Instructions for the task
Keep the wording of each record exactly the same when you repeat it, and leave out pictures.

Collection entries
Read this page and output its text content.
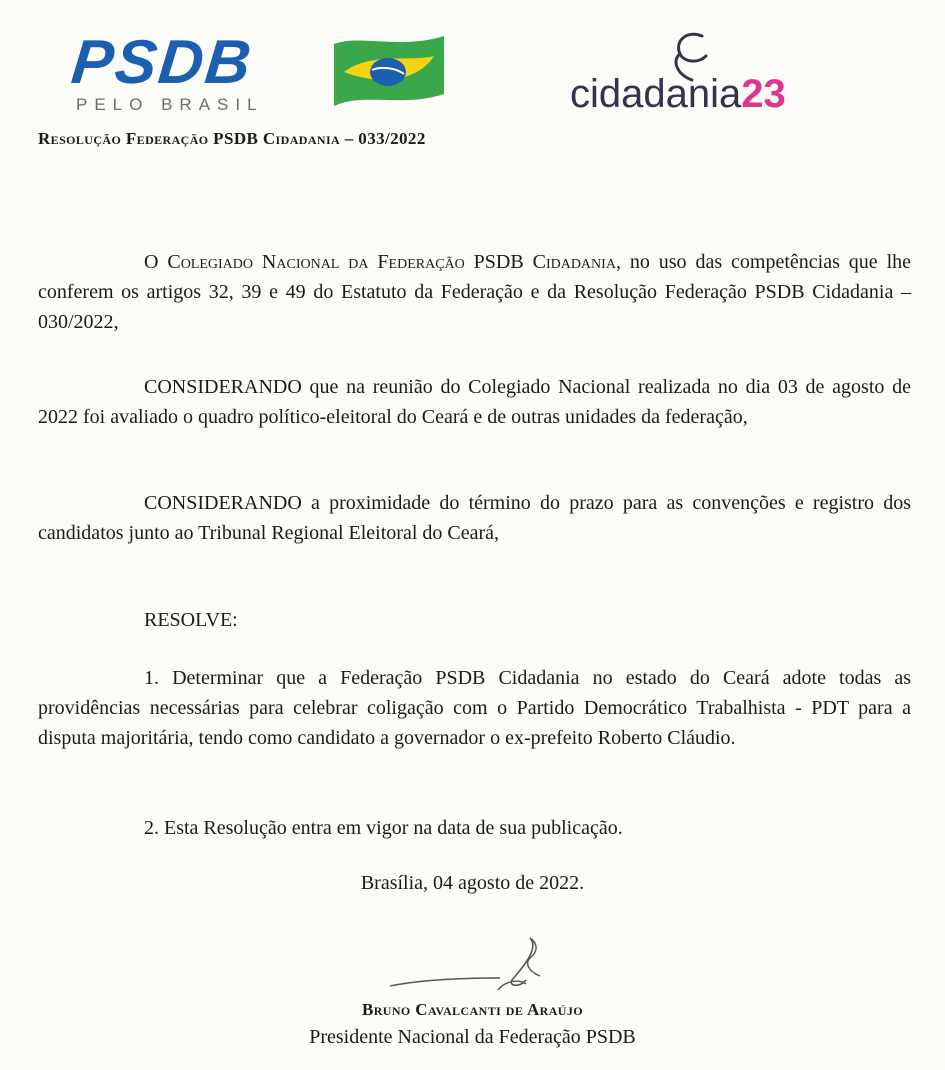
PSDB
PELO BRASIL	cidadania23
Resolução Federação PSDB Cidadania – 033/2022

O Colegiado Nacional da Federação PSDB Cidadania, no uso das competências que lhe conferem os artigos 32, 39 e 49 do Estatuto da Federação e da Resolução Federação PSDB Cidadania – 030/2022,

CONSIDERANDO que na reunião do Colegiado Nacional realizada no dia 03 de agosto de 2022 foi avaliado o quadro político-eleitoral do Ceará e de outras unidades da federação,

CONSIDERANDO a proximidade do término do prazo para as convenções e registro dos candidatos junto ao Tribunal Regional Eleitoral do Ceará,

RESOLVE:

1. Determinar que a Federação PSDB Cidadania no estado do Ceará adote todas as providências necessárias para celebrar coligação com o Partido Democrático Trabalhista - PDT para a disputa majoritária, tendo como candidato a governador o ex-prefeito Roberto Cláudio.

2. Esta Resolução entra em vigor na data de sua publicação.

Brasília, 04 agosto de 2022.
Bruno Cavalcanti de Araújo
Presidente Nacional da Federação PSDB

Response
Read this page and output its text content.
PSDB
PELO BRASIL	cidadania23
Resolução Federação PSDB Cidadania – 033/2022

O Colegiado Nacional da Federação PSDB Cidadania, no uso das competências que lhe conferem os artigos 32, 39 e 49 do Estatuto da Federação e da Resolução Federação PSDB Cidadania – 030/2022,

CONSIDERANDO que na reunião do Colegiado Nacional realizada no dia 03 de agosto de 2022 foi avaliado o quadro político-eleitoral do Ceará e de outras unidades da federação,

CONSIDERANDO a proximidade do término do prazo para as convenções e registro dos candidatos junto ao Tribunal Regional Eleitoral do Ceará,

RESOLVE:

1. Determinar que a Federação PSDB Cidadania no estado do Ceará adote todas as providências necessárias para celebrar coligação com o Partido Democrático Trabalhista - PDT para a disputa majoritária, tendo como candidato a governador o ex-prefeito Roberto Cláudio.

2. Esta Resolução entra em vigor na data de sua publicação.

Brasília, 04 agosto de 2022.
Bruno Cavalcanti de Araújo
Presidente Nacional da Federação PSDB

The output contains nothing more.